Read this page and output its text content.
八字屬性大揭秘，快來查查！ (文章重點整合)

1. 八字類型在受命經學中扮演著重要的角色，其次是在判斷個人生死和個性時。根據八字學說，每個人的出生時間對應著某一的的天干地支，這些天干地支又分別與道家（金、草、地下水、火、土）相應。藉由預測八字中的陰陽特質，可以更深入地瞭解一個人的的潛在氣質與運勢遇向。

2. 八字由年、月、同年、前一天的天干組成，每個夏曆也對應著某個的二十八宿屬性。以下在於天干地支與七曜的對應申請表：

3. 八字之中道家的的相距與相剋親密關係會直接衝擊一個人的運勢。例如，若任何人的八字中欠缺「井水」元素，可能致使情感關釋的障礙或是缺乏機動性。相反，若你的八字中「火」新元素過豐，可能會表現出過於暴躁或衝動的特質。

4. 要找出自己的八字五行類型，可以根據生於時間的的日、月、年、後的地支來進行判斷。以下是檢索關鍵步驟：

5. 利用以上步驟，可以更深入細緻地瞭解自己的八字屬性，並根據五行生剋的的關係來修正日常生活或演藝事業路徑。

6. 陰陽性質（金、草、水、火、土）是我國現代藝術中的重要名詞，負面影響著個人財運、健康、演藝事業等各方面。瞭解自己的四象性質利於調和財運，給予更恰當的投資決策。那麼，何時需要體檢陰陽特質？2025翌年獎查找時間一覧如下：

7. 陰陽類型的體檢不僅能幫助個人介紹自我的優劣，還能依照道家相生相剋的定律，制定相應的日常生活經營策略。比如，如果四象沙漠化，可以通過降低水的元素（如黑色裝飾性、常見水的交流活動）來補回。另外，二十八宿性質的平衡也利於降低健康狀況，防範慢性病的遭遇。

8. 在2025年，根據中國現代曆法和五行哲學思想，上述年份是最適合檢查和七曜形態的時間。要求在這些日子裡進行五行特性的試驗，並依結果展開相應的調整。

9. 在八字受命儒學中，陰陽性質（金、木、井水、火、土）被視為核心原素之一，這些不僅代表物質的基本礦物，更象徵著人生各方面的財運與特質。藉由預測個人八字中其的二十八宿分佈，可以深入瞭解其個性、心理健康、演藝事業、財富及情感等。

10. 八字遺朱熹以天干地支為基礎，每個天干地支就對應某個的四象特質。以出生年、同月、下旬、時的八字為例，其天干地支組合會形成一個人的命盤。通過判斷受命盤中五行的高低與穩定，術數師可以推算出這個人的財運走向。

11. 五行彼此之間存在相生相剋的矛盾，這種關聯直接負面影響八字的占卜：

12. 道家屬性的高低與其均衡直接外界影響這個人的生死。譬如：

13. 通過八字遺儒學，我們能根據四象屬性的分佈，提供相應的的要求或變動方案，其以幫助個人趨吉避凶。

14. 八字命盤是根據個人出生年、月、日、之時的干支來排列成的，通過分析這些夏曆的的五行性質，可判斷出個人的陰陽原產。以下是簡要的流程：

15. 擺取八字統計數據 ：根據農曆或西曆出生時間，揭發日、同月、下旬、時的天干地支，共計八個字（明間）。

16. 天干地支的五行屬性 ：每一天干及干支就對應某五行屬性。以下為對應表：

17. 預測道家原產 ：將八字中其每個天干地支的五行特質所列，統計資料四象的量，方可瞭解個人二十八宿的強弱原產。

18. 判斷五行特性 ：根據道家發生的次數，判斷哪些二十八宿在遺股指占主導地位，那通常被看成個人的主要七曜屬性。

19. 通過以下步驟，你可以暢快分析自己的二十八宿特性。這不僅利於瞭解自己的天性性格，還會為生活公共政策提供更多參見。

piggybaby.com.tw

# [TASK OBJECTIVE]
Copy every line of the listing that includes the string "陰陽性質".

# [REPLY]
6. 陰陽性質（金、草、水、火、土）是我國現代藝術中的重要名詞，負面影響著個人財運、健康、演藝事業等各方面。瞭解自己的四象性質利於調和財運，給予更恰當的投資決策。那麼，何時需要體檢陰陽特質？2025翌年獎查找時間一覧如下：
9. 在八字受命儒學中，陰陽性質（金、木、井水、火、土）被視為核心原素之一，這些不僅代表物質的基本礦物，更象徵著人生各方面的財運與特質。藉由預測個人八字中其的二十八宿分佈，可以深入瞭解其個性、心理健康、演藝事業、財富及情感等。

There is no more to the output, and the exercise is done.